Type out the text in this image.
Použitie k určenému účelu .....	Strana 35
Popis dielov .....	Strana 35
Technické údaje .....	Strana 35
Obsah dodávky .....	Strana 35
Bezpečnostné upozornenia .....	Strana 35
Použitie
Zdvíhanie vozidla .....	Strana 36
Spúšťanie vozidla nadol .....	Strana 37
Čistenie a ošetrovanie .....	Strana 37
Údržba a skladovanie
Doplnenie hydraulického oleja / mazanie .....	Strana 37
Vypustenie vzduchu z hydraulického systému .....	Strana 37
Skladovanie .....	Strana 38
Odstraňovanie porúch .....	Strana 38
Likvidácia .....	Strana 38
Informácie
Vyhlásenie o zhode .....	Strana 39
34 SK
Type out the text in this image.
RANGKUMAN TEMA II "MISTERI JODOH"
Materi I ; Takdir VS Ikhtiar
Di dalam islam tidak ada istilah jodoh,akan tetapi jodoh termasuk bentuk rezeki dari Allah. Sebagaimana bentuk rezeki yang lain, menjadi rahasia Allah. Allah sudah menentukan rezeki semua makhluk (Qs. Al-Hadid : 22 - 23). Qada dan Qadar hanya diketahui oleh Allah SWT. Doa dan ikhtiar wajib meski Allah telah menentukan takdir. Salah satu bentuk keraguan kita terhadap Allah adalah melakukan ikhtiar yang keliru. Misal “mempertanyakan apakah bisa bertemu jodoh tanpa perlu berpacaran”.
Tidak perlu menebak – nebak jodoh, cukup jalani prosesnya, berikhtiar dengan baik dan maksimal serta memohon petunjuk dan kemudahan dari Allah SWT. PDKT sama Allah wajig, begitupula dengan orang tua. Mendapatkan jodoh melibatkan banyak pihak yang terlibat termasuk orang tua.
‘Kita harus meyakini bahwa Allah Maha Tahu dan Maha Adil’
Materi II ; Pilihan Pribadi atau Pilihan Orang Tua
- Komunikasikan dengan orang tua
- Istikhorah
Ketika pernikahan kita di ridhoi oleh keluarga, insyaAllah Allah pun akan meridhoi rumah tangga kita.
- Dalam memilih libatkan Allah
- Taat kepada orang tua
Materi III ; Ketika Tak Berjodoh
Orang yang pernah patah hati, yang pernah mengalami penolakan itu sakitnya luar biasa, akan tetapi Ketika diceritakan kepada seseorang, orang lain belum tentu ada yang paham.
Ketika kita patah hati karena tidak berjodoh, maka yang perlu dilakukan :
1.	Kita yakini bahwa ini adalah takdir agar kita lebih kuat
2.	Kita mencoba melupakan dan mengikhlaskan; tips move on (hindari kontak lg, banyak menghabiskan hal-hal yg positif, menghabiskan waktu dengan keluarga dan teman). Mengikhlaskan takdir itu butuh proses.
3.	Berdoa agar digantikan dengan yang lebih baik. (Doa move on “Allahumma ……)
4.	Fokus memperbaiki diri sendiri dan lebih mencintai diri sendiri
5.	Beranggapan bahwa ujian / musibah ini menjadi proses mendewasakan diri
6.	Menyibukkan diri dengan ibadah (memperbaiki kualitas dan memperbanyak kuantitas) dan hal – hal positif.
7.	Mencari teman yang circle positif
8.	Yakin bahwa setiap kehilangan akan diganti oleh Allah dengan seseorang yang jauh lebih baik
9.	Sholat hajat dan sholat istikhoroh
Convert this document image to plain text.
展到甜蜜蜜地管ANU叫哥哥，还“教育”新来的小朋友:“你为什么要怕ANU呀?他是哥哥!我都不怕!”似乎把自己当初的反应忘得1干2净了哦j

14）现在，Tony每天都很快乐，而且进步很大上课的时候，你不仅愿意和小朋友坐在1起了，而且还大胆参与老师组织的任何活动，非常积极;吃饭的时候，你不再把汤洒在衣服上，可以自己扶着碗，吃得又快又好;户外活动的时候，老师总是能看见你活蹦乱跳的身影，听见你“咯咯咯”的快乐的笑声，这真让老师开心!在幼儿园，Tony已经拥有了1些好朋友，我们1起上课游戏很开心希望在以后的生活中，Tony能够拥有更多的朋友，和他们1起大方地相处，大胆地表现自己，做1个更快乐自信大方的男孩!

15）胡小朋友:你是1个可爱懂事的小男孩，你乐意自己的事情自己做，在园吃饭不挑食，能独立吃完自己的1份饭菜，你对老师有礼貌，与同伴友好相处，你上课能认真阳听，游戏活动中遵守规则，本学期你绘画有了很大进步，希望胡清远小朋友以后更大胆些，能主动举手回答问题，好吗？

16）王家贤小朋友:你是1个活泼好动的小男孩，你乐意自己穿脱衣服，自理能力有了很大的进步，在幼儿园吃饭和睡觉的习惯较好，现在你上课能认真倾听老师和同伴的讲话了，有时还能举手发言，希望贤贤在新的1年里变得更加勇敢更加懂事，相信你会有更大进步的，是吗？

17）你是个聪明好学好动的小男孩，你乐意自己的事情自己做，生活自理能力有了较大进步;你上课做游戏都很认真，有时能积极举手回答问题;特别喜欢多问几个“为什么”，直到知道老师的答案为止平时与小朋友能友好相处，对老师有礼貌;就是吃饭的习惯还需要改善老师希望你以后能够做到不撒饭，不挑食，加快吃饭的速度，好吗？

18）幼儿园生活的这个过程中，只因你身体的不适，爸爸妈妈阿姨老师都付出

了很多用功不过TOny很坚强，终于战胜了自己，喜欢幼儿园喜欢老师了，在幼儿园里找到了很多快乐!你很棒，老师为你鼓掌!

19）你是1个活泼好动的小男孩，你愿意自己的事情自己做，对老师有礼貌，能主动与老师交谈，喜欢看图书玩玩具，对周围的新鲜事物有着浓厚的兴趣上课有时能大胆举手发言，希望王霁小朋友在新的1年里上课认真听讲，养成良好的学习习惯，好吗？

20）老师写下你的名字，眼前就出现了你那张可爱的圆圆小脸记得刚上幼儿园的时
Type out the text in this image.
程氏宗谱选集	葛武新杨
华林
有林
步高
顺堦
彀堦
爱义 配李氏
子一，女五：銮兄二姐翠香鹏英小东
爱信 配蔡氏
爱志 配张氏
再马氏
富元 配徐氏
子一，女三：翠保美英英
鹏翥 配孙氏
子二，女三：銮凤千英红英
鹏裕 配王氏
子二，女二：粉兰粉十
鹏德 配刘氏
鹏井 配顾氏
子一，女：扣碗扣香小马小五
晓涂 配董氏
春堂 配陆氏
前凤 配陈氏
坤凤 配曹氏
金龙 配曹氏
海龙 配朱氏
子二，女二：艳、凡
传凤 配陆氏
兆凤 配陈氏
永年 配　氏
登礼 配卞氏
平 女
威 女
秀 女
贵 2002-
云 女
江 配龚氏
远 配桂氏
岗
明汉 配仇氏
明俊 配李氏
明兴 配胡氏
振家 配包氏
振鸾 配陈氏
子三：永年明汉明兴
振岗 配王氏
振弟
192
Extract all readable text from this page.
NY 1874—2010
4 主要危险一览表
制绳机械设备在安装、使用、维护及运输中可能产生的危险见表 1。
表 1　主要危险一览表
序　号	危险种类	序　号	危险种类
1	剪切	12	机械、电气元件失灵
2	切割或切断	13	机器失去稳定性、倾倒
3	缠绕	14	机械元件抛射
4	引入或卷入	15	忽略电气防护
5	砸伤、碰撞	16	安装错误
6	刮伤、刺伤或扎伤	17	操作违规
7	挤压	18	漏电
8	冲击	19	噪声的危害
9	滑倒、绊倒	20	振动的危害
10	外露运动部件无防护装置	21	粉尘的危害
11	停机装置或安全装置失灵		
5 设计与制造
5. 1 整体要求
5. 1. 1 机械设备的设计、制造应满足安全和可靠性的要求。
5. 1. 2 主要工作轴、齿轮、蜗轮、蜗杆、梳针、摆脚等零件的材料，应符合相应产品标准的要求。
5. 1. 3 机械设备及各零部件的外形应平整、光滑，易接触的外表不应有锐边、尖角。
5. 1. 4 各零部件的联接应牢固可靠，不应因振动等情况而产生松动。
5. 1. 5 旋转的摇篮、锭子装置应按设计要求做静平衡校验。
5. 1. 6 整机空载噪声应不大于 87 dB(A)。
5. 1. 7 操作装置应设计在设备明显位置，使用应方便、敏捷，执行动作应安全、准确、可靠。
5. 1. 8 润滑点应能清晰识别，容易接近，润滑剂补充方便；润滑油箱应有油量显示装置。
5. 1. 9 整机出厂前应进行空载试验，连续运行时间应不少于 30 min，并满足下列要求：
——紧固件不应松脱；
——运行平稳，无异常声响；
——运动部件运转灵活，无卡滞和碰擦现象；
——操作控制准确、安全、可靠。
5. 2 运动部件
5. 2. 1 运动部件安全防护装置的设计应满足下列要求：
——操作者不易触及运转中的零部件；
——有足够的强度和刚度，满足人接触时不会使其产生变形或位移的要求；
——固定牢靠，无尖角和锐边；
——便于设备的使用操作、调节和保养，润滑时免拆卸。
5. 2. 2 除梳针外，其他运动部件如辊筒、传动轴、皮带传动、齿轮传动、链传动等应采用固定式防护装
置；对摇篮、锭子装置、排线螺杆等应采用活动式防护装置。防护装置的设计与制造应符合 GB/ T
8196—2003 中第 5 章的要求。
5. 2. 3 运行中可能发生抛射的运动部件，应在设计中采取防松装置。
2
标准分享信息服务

********

[TASK INSTRUCTIONS]
Identify and copy all lines with the word "kepada".

[CORRECT RESULT]
- Taat kepada orang tua
Orang yang pernah patah hati, yang pernah mengalami penolakan itu sakitnya luar biasa, akan tetapi Ketika diceritakan kepada seseorang, orang lain belum tentu ada yang paham.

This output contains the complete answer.